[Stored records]
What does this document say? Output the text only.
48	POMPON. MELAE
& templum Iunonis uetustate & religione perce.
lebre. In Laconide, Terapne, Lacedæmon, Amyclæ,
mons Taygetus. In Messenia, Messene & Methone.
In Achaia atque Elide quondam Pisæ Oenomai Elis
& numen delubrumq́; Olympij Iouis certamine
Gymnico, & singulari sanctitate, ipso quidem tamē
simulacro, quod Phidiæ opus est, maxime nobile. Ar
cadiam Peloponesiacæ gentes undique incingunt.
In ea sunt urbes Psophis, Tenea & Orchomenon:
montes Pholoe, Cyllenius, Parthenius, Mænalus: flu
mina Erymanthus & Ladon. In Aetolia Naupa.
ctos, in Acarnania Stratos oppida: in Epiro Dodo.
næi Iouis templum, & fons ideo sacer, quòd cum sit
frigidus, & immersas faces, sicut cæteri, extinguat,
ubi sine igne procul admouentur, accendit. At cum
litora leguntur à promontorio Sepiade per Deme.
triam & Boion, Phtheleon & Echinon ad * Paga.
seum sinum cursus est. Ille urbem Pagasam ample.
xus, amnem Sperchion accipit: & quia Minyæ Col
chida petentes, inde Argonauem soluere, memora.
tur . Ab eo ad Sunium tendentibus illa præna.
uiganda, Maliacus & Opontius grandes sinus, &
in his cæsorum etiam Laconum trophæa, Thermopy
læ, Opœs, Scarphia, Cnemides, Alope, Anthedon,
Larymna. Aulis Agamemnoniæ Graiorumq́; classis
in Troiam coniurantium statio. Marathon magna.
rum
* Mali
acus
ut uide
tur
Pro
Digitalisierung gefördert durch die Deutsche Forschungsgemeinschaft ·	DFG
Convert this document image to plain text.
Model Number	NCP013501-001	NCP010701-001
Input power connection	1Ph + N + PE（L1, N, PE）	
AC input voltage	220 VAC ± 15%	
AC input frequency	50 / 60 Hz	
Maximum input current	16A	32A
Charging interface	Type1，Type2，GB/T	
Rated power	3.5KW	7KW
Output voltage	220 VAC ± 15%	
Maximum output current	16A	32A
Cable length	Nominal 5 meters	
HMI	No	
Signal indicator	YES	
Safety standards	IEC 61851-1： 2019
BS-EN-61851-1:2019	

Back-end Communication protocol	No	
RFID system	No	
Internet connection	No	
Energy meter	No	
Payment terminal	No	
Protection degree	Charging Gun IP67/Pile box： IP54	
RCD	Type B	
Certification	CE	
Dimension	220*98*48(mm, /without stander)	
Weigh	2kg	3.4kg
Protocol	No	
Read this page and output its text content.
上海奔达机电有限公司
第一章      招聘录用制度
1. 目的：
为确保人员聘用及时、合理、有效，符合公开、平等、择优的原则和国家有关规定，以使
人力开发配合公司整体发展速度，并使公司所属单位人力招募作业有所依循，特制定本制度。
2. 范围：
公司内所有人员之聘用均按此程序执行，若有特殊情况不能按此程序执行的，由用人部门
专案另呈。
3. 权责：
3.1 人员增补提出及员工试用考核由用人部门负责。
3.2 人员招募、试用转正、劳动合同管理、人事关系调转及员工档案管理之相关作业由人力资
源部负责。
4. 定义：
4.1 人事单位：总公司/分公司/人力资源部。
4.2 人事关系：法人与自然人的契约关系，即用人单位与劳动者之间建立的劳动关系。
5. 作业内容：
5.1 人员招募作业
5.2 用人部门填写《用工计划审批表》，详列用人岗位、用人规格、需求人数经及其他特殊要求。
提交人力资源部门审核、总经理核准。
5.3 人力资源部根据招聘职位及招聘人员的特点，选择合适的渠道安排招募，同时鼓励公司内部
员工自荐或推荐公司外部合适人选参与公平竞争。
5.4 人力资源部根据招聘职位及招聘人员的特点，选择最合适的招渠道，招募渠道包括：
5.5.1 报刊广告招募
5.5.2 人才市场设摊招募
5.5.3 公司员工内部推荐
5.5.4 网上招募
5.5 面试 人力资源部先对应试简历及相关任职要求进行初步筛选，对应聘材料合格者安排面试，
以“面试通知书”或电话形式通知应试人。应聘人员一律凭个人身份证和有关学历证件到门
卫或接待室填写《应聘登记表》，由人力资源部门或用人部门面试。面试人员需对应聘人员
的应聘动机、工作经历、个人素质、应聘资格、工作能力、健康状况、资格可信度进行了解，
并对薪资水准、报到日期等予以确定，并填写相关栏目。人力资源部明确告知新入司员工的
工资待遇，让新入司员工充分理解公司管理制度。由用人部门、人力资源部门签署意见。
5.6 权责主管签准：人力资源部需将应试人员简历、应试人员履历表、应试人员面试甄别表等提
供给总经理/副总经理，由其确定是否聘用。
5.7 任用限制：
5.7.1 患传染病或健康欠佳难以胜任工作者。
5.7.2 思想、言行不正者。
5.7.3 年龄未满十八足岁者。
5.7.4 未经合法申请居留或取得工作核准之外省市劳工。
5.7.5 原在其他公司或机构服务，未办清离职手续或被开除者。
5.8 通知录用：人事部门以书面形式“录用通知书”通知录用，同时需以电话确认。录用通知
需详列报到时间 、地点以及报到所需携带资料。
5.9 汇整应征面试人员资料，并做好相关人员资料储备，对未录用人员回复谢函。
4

*WHAT YOU SHOULD DO:*
Exactly as written, give again every line from the one containing "Convert this document image to plain text." through the last line of the material above, and no other lines.

*THE OUTPUT:*
Convert this document image to plain text.
Model Number	NCP013501-001	NCP010701-001
Input power connection	1Ph + N + PE（L1, N, PE）	
AC input voltage	220 VAC ± 15%	
AC input frequency	50 / 60 Hz	
Maximum input current	16A	32A
Charging interface	Type1，Type2，GB/T	
Rated power	3.5KW	7KW
Output voltage	220 VAC ± 15%	
Maximum output current	16A	32A
Cable length	Nominal 5 meters	
HMI	No	
Signal indicator	YES	
Safety standards	IEC 61851-1： 2019
BS-EN-61851-1:2019	

Back-end Communication protocol	No	
RFID system	No	
Internet connection	No	
Energy meter	No	
Payment terminal	No	
Protection degree	Charging Gun IP67/Pile box： IP54	
RCD	Type B	
Certification	CE	
Dimension	220*98*48(mm, /without stander)	
Weigh	2kg	3.4kg
Protocol	No	
Read this page and output its text content.
上海奔达机电有限公司
第一章      招聘录用制度
1. 目的：
为确保人员聘用及时、合理、有效，符合公开、平等、择优的原则和国家有关规定，以使
人力开发配合公司整体发展速度，并使公司所属单位人力招募作业有所依循，特制定本制度。
2. 范围：
公司内所有人员之聘用均按此程序执行，若有特殊情况不能按此程序执行的，由用人部门
专案另呈。
3. 权责：
3.1 人员增补提出及员工试用考核由用人部门负责。
3.2 人员招募、试用转正、劳动合同管理、人事关系调转及员工档案管理之相关作业由人力资
源部负责。
4. 定义：
4.1 人事单位：总公司/分公司/人力资源部。
4.2 人事关系：法人与自然人的契约关系，即用人单位与劳动者之间建立的劳动关系。
5. 作业内容：
5.1 人员招募作业
5.2 用人部门填写《用工计划审批表》，详列用人岗位、用人规格、需求人数经及其他特殊要求。
提交人力资源部门审核、总经理核准。
5.3 人力资源部根据招聘职位及招聘人员的特点，选择合适的渠道安排招募，同时鼓励公司内部
员工自荐或推荐公司外部合适人选参与公平竞争。
5.4 人力资源部根据招聘职位及招聘人员的特点，选择最合适的招渠道，招募渠道包括：
5.5.1 报刊广告招募
5.5.2 人才市场设摊招募
5.5.3 公司员工内部推荐
5.5.4 网上招募
5.5 面试 人力资源部先对应试简历及相关任职要求进行初步筛选，对应聘材料合格者安排面试，
以“面试通知书”或电话形式通知应试人。应聘人员一律凭个人身份证和有关学历证件到门
卫或接待室填写《应聘登记表》，由人力资源部门或用人部门面试。面试人员需对应聘人员
的应聘动机、工作经历、个人素质、应聘资格、工作能力、健康状况、资格可信度进行了解，
并对薪资水准、报到日期等予以确定，并填写相关栏目。人力资源部明确告知新入司员工的
工资待遇，让新入司员工充分理解公司管理制度。由用人部门、人力资源部门签署意见。
5.6 权责主管签准：人力资源部需将应试人员简历、应试人员履历表、应试人员面试甄别表等提
供给总经理/副总经理，由其确定是否聘用。
5.7 任用限制：
5.7.1 患传染病或健康欠佳难以胜任工作者。
5.7.2 思想、言行不正者。
5.7.3 年龄未满十八足岁者。
5.7.4 未经合法申请居留或取得工作核准之外省市劳工。
5.7.5 原在其他公司或机构服务，未办清离职手续或被开除者。
5.8 通知录用：人事部门以书面形式“录用通知书”通知录用，同时需以电话确认。录用通知
需详列报到时间 、地点以及报到所需携带资料。
5.9 汇整应征面试人员资料，并做好相关人员资料储备，对未录用人员回复谢函。
4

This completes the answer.